Work to do: Gather every line below where "normas" appears.
START Extracted material
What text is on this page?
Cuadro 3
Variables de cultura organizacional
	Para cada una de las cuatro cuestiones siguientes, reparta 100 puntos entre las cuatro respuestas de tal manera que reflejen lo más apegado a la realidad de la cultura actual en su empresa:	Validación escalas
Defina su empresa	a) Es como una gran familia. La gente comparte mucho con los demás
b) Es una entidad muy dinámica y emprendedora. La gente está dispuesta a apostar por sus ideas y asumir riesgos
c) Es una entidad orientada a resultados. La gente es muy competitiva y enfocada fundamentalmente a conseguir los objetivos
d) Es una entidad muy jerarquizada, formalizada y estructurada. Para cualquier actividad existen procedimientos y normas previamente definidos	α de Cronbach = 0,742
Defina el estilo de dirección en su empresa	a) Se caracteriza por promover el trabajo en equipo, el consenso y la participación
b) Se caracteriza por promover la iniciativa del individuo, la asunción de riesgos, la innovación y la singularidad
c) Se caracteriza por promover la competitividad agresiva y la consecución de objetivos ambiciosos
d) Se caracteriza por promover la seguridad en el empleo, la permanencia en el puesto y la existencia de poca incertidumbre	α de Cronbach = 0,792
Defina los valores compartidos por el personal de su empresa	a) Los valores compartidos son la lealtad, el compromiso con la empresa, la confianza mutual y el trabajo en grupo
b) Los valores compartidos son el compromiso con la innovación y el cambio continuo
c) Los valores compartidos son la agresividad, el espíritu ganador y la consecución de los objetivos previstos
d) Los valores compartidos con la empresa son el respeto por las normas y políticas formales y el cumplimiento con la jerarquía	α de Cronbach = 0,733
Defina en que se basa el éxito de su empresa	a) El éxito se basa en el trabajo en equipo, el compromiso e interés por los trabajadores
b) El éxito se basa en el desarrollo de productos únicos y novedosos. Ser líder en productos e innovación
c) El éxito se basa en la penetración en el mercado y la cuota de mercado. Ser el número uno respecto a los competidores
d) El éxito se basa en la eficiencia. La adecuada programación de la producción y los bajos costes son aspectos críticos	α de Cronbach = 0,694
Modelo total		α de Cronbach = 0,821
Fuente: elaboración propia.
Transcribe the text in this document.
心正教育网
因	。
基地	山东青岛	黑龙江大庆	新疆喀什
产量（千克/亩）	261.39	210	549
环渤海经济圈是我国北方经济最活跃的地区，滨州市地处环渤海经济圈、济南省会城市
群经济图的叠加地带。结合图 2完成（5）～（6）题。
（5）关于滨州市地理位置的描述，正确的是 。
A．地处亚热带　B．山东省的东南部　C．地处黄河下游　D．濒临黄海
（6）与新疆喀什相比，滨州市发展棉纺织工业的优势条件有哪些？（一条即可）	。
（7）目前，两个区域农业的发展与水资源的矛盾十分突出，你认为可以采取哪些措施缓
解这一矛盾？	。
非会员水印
END Extracted material
Worked solution:
d) Es una entidad muy jerarquizada, formalizada y estructurada. Para cualquier actividad existen procedimientos y normas previamente definidos	α de Cronbach = 0,742
d) Los valores compartidos con la empresa son el respeto por las normas y políticas formales y el cumplimiento con la jerarquía	α de Cronbach = 0,733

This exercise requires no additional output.